Dataset excerpt
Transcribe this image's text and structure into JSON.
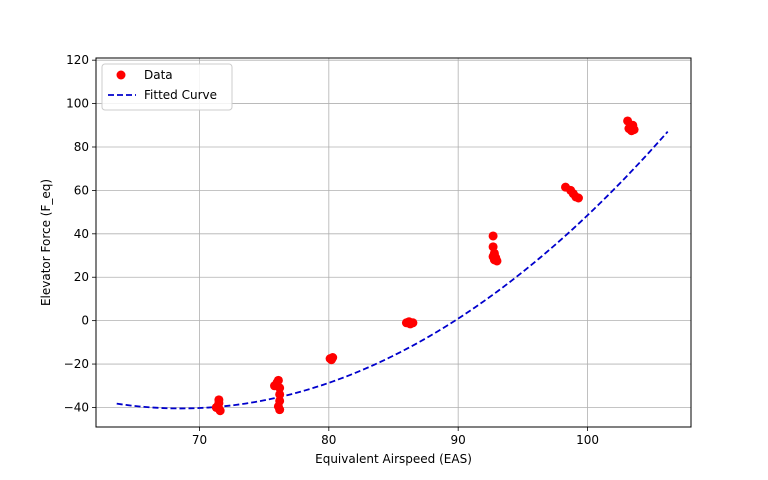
{
  "chart_data": {
    "type": "scatter",
    "xlabel": "Equivalent Airspeed (EAS)",
    "ylabel": "Elevator Force (F_eq)",
    "xlim": [
      62.0,
      108.0
    ],
    "ylim": [
      -49.0,
      121.0
    ],
    "xticks": [
      70,
      80,
      90,
      100
    ],
    "yticks": [
      -40,
      -20,
      0,
      20,
      40,
      60,
      80,
      100,
      120
    ],
    "xtick_labels": [
      "70",
      "80",
      "90",
      "100"
    ],
    "ytick_labels": [
      "−40",
      "−20",
      "0",
      "20",
      "40",
      "60",
      "80",
      "100",
      "120"
    ],
    "grid": true,
    "legend_position": "top-left",
    "legend": [
      "Data",
      "Fitted Curve"
    ],
    "colors": {
      "data": "#ff0000",
      "fit": "#0000cc",
      "grid": "#b0b0b0"
    },
    "series": [
      {
        "kind": "scatter",
        "points": [
          [
            71.5,
            -36.5
          ],
          [
            71.5,
            -38.0
          ],
          [
            71.4,
            -39.5
          ],
          [
            71.5,
            -40.5
          ],
          [
            71.6,
            -41.5
          ],
          [
            71.3,
            -40.0
          ],
          [
            75.8,
            -30.0
          ],
          [
            76.0,
            -28.5
          ],
          [
            76.1,
            -27.5
          ],
          [
            76.2,
            -31.0
          ],
          [
            76.2,
            -34.0
          ],
          [
            76.2,
            -37.0
          ],
          [
            76.1,
            -39.5
          ],
          [
            76.2,
            -41.0
          ],
          [
            80.1,
            -17.5
          ],
          [
            80.3,
            -17.0
          ],
          [
            80.2,
            -18.0
          ],
          [
            86.0,
            -1.0
          ],
          [
            86.3,
            -1.5
          ],
          [
            86.5,
            -1.0
          ],
          [
            86.2,
            -0.5
          ],
          [
            92.7,
            39.0
          ],
          [
            92.7,
            34.0
          ],
          [
            92.8,
            31.0
          ],
          [
            92.7,
            29.5
          ],
          [
            92.8,
            28.0
          ],
          [
            93.0,
            27.5
          ],
          [
            92.9,
            29.0
          ],
          [
            98.3,
            61.5
          ],
          [
            98.7,
            60.0
          ],
          [
            98.9,
            58.5
          ],
          [
            99.1,
            57.0
          ],
          [
            99.3,
            56.5
          ],
          [
            103.1,
            92.0
          ],
          [
            103.2,
            88.5
          ],
          [
            103.4,
            87.5
          ],
          [
            103.6,
            88.0
          ],
          [
            103.5,
            90.0
          ]
        ]
      },
      {
        "kind": "line",
        "style": "dashed",
        "coefficients": [
          0.09,
          -12.34,
          382.54
        ],
        "x_range": [
          63.6,
          106.2
        ]
      }
    ]
  }
}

→ Aim of the exercise:
Go back to the records above and write them out exactly, without the pictures.

→ Solution for this task:
Transcribe this image's text and structure into JSON.
{
  "chart_data": {
    "type": "scatter",
    "xlabel": "Equivalent Airspeed (EAS)",
    "ylabel": "Elevator Force (F_eq)",
    "xlim": [
      62.0,
      108.0
    ],
    "ylim": [
      -49.0,
      121.0
    ],
    "xticks": [
      70,
      80,
      90,
      100
    ],
    "yticks": [
      -40,
      -20,
      0,
      20,
      40,
      60,
      80,
      100,
      120
    ],
    "xtick_labels": [
      "70",
      "80",
      "90",
      "100"
    ],
    "ytick_labels": [
      "−40",
      "−20",
      "0",
      "20",
      "40",
      "60",
      "80",
      "100",
      "120"
    ],
    "grid": true,
    "legend_position": "top-left",
    "legend": [
      "Data",
      "Fitted Curve"
    ],
    "colors": {
      "data": "#ff0000",
      "fit": "#0000cc",
      "grid": "#b0b0b0"
    },
    "series": [
      {
        "kind": "scatter",
        "points": [
          [
            71.5,
            -36.5
          ],
          [
            71.5,
            -38.0
          ],
          [
            71.4,
            -39.5
          ],
          [
            71.5,
            -40.5
          ],
          [
            71.6,
            -41.5
          ],
          [
            71.3,
            -40.0
          ],
          [
            75.8,
            -30.0
          ],
          [
            76.0,
            -28.5
          ],
          [
            76.1,
            -27.5
          ],
          [
            76.2,
            -31.0
          ],
          [
            76.2,
            -34.0
          ],
          [
            76.2,
            -37.0
          ],
          [
            76.1,
            -39.5
          ],
          [
            76.2,
            -41.0
          ],
          [
            80.1,
            -17.5
          ],
          [
            80.3,
            -17.0
          ],
          [
            80.2,
            -18.0
          ],
          [
            86.0,
            -1.0
          ],
          [
            86.3,
            -1.5
          ],
          [
            86.5,
            -1.0
          ],
          [
            86.2,
            -0.5
          ],
          [
            92.7,
            39.0
          ],
          [
            92.7,
            34.0
          ],
          [
            92.8,
            31.0
          ],
          [
            92.7,
            29.5
          ],
          [
            92.8,
            28.0
          ],
          [
            93.0,
            27.5
          ],
          [
            92.9,
            29.0
          ],
          [
            98.3,
            61.5
          ],
          [
            98.7,
            60.0
          ],
          [
            98.9,
            58.5
          ],
          [
            99.1,
            57.0
          ],
          [
            99.3,
            56.5
          ],
          [
            103.1,
            92.0
          ],
          [
            103.2,
            88.5
          ],
          [
            103.4,
            87.5
          ],
          [
            103.6,
            88.0
          ],
          [
            103.5,
            90.0
          ]
        ]
      },
      {
        "kind": "line",
        "style": "dashed",
        "coefficients": [
          0.09,
          -12.34,
          382.54
        ],
        "x_range": [
          63.6,
          106.2
        ]
      }
    ]
  }
}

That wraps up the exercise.